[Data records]

————

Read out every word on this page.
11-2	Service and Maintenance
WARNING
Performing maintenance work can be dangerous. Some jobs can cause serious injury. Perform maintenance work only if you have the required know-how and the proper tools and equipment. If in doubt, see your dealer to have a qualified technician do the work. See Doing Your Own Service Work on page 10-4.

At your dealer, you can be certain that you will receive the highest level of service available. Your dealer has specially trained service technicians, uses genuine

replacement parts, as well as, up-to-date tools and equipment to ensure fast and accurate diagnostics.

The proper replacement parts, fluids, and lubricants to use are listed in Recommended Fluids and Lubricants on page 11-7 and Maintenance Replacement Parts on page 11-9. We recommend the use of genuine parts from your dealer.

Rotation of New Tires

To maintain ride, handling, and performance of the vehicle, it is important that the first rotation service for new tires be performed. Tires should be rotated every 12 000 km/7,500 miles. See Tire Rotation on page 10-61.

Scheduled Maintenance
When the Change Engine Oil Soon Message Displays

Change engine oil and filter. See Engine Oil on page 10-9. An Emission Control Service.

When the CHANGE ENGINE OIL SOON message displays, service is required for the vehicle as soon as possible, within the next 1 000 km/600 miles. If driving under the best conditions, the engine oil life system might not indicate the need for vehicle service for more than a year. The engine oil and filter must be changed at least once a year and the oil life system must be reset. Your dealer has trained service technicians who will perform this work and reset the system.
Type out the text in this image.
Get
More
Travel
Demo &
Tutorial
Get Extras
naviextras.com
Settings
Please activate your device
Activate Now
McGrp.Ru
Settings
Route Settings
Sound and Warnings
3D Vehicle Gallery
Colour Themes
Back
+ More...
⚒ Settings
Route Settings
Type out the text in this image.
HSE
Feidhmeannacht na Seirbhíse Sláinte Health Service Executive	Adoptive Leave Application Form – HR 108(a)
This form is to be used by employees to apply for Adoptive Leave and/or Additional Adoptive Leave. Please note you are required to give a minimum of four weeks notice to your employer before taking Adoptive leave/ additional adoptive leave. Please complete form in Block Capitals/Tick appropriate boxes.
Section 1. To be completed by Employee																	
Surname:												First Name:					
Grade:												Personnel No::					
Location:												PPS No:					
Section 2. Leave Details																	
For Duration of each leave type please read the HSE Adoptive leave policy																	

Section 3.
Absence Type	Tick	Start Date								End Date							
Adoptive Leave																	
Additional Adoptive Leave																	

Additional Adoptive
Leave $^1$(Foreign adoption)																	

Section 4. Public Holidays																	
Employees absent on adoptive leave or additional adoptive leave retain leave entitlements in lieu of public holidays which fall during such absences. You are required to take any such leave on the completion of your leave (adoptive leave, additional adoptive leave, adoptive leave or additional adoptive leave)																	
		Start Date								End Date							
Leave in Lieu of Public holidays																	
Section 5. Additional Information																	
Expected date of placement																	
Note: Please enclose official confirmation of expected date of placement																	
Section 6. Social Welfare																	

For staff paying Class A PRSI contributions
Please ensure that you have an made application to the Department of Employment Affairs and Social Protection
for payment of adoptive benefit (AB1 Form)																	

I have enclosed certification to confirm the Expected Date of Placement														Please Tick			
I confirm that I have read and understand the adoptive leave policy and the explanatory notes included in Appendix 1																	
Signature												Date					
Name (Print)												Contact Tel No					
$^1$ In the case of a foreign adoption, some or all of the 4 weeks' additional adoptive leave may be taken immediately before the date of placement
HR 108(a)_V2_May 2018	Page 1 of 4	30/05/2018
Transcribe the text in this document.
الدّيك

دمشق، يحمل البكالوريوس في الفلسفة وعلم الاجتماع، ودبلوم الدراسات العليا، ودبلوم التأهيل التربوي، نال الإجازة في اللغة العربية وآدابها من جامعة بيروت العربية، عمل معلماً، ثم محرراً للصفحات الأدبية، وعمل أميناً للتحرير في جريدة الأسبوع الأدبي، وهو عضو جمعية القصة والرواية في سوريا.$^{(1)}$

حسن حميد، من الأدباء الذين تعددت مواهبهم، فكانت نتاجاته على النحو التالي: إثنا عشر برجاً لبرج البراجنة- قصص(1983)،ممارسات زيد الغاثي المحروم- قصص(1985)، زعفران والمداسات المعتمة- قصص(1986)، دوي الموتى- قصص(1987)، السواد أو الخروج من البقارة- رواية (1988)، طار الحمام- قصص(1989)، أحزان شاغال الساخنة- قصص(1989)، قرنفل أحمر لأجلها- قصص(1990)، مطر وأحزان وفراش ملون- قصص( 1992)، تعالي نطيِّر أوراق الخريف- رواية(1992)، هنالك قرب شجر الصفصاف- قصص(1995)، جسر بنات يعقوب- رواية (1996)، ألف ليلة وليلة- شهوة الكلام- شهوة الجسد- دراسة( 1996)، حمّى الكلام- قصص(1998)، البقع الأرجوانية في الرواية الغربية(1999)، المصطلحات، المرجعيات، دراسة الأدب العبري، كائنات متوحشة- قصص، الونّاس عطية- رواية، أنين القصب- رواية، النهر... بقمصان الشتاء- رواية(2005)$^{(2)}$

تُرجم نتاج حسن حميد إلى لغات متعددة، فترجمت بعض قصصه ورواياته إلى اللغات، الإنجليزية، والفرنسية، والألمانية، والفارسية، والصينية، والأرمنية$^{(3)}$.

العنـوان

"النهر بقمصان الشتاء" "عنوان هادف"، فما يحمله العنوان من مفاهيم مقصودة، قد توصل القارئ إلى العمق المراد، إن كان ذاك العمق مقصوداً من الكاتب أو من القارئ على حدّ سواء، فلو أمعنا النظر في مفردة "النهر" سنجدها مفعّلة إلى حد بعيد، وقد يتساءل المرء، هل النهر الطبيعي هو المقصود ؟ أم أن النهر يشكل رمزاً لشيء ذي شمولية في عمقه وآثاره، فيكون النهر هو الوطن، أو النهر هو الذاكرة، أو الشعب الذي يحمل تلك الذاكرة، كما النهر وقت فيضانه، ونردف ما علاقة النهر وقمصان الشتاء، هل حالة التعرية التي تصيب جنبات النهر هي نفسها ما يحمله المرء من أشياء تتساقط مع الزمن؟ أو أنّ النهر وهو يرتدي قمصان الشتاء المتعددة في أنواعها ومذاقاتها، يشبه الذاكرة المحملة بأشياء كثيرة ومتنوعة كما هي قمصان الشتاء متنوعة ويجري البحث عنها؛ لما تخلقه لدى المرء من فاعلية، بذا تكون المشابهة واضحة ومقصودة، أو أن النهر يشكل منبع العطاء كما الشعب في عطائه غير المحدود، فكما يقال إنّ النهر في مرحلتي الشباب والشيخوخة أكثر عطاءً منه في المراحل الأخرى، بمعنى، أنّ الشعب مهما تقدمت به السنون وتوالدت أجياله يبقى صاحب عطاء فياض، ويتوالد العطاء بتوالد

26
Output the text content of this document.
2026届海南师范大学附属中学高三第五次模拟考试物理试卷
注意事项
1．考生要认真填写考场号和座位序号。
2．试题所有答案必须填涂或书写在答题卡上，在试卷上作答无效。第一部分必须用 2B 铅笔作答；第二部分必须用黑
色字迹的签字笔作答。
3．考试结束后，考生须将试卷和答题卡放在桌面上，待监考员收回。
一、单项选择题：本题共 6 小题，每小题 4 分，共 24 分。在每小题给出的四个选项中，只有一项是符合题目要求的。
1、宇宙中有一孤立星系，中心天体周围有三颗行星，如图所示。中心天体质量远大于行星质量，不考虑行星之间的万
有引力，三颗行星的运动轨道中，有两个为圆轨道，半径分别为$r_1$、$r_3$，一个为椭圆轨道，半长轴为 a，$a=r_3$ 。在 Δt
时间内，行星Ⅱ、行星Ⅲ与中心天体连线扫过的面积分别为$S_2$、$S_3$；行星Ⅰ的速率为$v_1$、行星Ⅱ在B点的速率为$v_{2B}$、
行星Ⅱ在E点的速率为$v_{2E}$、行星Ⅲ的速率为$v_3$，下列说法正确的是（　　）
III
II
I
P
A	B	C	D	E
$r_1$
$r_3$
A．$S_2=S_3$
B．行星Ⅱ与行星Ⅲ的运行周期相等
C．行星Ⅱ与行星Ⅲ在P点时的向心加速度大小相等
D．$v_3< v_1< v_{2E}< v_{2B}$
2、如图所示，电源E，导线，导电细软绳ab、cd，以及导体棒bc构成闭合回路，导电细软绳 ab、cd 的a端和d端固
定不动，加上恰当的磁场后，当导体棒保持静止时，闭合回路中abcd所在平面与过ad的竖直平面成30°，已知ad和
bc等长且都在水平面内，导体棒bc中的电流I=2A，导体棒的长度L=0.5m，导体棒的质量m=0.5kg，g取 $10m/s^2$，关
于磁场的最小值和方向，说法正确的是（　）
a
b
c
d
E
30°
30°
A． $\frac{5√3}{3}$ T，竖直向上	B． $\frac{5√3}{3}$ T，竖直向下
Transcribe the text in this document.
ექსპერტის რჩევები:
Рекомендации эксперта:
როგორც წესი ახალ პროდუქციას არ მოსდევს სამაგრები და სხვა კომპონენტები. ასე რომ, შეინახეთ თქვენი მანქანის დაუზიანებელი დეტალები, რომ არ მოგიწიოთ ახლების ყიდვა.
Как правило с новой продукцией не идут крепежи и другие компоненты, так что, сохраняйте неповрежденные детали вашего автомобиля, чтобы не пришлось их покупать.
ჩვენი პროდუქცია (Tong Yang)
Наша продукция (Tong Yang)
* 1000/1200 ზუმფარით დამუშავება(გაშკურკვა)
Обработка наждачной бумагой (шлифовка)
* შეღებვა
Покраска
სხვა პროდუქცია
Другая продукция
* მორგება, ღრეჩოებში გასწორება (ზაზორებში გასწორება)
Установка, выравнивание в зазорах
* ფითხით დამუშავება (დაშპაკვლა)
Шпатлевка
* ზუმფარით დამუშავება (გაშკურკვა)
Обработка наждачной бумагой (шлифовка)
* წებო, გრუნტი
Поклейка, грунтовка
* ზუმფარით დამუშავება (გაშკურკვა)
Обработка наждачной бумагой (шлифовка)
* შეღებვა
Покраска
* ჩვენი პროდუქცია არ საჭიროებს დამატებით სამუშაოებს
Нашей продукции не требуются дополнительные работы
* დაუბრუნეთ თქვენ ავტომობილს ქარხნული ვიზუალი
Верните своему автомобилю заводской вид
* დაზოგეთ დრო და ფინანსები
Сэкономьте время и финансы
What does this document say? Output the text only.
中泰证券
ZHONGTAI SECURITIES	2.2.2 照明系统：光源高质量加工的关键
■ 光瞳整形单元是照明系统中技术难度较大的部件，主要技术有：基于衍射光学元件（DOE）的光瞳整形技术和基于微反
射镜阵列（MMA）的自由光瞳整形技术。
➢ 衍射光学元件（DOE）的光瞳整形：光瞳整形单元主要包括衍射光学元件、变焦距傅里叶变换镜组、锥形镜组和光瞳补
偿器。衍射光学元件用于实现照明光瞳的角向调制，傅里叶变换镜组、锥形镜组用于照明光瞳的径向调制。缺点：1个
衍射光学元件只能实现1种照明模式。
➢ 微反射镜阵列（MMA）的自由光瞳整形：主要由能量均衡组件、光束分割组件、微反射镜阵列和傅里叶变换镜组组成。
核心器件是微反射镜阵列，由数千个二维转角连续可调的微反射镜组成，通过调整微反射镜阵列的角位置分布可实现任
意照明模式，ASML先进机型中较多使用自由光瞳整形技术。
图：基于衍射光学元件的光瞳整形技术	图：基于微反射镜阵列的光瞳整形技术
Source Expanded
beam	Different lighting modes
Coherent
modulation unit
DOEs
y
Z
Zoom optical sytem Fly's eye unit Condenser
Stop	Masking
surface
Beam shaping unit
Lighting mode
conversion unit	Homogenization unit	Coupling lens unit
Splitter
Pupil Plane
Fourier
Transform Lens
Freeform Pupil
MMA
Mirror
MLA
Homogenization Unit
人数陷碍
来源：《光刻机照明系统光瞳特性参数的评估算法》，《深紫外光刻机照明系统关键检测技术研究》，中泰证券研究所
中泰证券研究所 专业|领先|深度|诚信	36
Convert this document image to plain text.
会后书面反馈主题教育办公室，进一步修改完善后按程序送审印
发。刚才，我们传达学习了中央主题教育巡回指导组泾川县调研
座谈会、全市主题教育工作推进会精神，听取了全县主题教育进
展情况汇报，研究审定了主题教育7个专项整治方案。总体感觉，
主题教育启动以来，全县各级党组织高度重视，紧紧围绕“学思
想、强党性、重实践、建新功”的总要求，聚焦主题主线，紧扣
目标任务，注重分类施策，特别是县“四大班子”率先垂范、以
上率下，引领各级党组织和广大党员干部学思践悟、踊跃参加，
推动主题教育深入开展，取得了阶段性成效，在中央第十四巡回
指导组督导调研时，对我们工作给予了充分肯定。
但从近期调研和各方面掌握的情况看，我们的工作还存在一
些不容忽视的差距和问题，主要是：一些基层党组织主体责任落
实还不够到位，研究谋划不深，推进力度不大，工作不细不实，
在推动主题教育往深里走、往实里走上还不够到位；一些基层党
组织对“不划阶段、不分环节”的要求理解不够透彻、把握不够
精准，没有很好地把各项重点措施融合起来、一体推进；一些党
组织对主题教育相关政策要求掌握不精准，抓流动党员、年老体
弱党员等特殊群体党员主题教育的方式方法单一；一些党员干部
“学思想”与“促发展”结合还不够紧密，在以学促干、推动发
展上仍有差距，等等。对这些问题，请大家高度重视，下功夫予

————

**THE REQUEST**
Copy every line of the listing that includes the string "filter".

**ANSWER TO THE EXERCISE**
Change engine oil and filter. See Engine Oil on page 10-9. An Emission Control Service.
When the CHANGE ENGINE OIL SOON message displays, service is required for the vehicle as soon as possible, within the next 1 000 km/600 miles. If driving under the best conditions, the engine oil life system might not indicate the need for vehicle service for more than a year. The engine oil and filter must be changed at least once a year and the oil life system must be reset. Your dealer has trained service technicians who will perform this work and reset the system.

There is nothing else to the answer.